• _Goal of the exercise_
Quote the listing below in its entirety, omitting every image.

• _Data supplied_
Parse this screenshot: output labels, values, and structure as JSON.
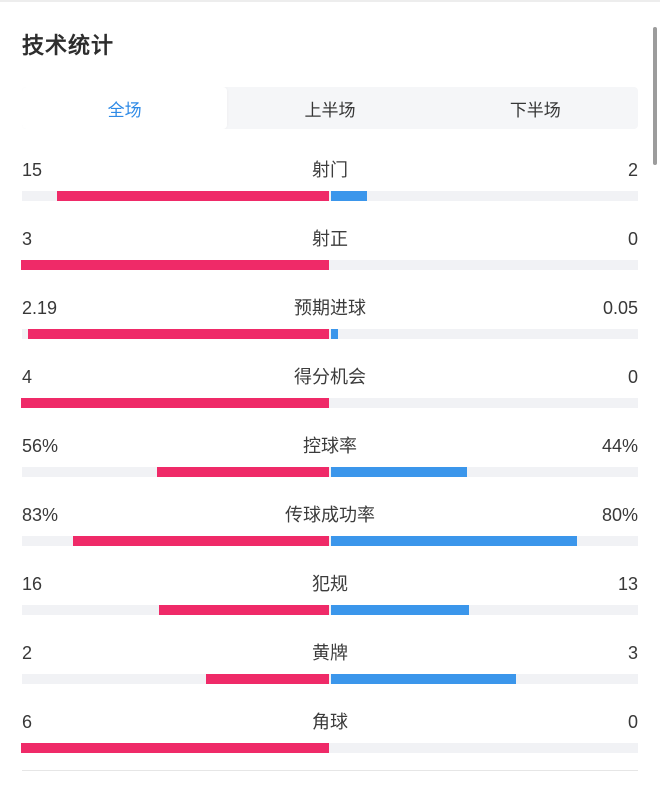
{
  "header": {
    "title": "技术统计"
  },
  "tabs": {
    "items": [
      {
        "label": "全场",
        "active": true
      },
      {
        "label": "上半场",
        "active": false
      },
      {
        "label": "下半场",
        "active": false
      }
    ]
  },
  "colors": {
    "home_bar": "#ef2a68",
    "away_bar": "#3b96eb",
    "tab_active_text": "#2e8ae6",
    "bar_track": "#f1f2f5"
  },
  "chart_data": {
    "type": "bar",
    "title": "技术统计",
    "legend_position": "none",
    "layout": "center-out paired horizontal bars, home grows left (pink), away grows right (blue)",
    "rows": [
      {
        "label": "射门",
        "left": "15",
        "right": "2",
        "left_num": 15,
        "right_num": 2,
        "percent": false
      },
      {
        "label": "射正",
        "left": "3",
        "right": "0",
        "left_num": 3,
        "right_num": 0,
        "percent": false
      },
      {
        "label": "预期进球",
        "left": "2.19",
        "right": "0.05",
        "left_num": 2.19,
        "right_num": 0.05,
        "percent": false
      },
      {
        "label": "得分机会",
        "left": "4",
        "right": "0",
        "left_num": 4,
        "right_num": 0,
        "percent": false
      },
      {
        "label": "控球率",
        "left": "56%",
        "right": "44%",
        "left_num": 56,
        "right_num": 44,
        "percent": true
      },
      {
        "label": "传球成功率",
        "left": "83%",
        "right": "80%",
        "left_num": 83,
        "right_num": 80,
        "percent": true
      },
      {
        "label": "犯规",
        "left": "16",
        "right": "13",
        "left_num": 16,
        "right_num": 13,
        "percent": false
      },
      {
        "label": "黄牌",
        "left": "2",
        "right": "3",
        "left_num": 2,
        "right_num": 3,
        "percent": false
      },
      {
        "label": "角球",
        "left": "6",
        "right": "0",
        "left_num": 6,
        "right_num": 0,
        "percent": false
      }
    ]
  }
}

• _Answer to the problem_
Parse this screenshot: output labels, values, and structure as JSON.
{
  "header": {
    "title": "技术统计"
  },
  "tabs": {
    "items": [
      {
        "label": "全场",
        "active": true
      },
      {
        "label": "上半场",
        "active": false
      },
      {
        "label": "下半场",
        "active": false
      }
    ]
  },
  "colors": {
    "home_bar": "#ef2a68",
    "away_bar": "#3b96eb",
    "tab_active_text": "#2e8ae6",
    "bar_track": "#f1f2f5"
  },
  "chart_data": {
    "type": "bar",
    "title": "技术统计",
    "legend_position": "none",
    "layout": "center-out paired horizontal bars, home grows left (pink), away grows right (blue)",
    "rows": [
      {
        "label": "射门",
        "left": "15",
        "right": "2",
        "left_num": 15,
        "right_num": 2,
        "percent": false
      },
      {
        "label": "射正",
        "left": "3",
        "right": "0",
        "left_num": 3,
        "right_num": 0,
        "percent": false
      },
      {
        "label": "预期进球",
        "left": "2.19",
        "right": "0.05",
        "left_num": 2.19,
        "right_num": 0.05,
        "percent": false
      },
      {
        "label": "得分机会",
        "left": "4",
        "right": "0",
        "left_num": 4,
        "right_num": 0,
        "percent": false
      },
      {
        "label": "控球率",
        "left": "56%",
        "right": "44%",
        "left_num": 56,
        "right_num": 44,
        "percent": true
      },
      {
        "label": "传球成功率",
        "left": "83%",
        "right": "80%",
        "left_num": 83,
        "right_num": 80,
        "percent": true
      },
      {
        "label": "犯规",
        "left": "16",
        "right": "13",
        "left_num": 16,
        "right_num": 13,
        "percent": false
      },
      {
        "label": "黄牌",
        "left": "2",
        "right": "3",
        "left_num": 2,
        "right_num": 3,
        "percent": false
      },
      {
        "label": "角球",
        "left": "6",
        "right": "0",
        "left_num": 6,
        "right_num": 0,
        "percent": false
      }
    ]
  }
}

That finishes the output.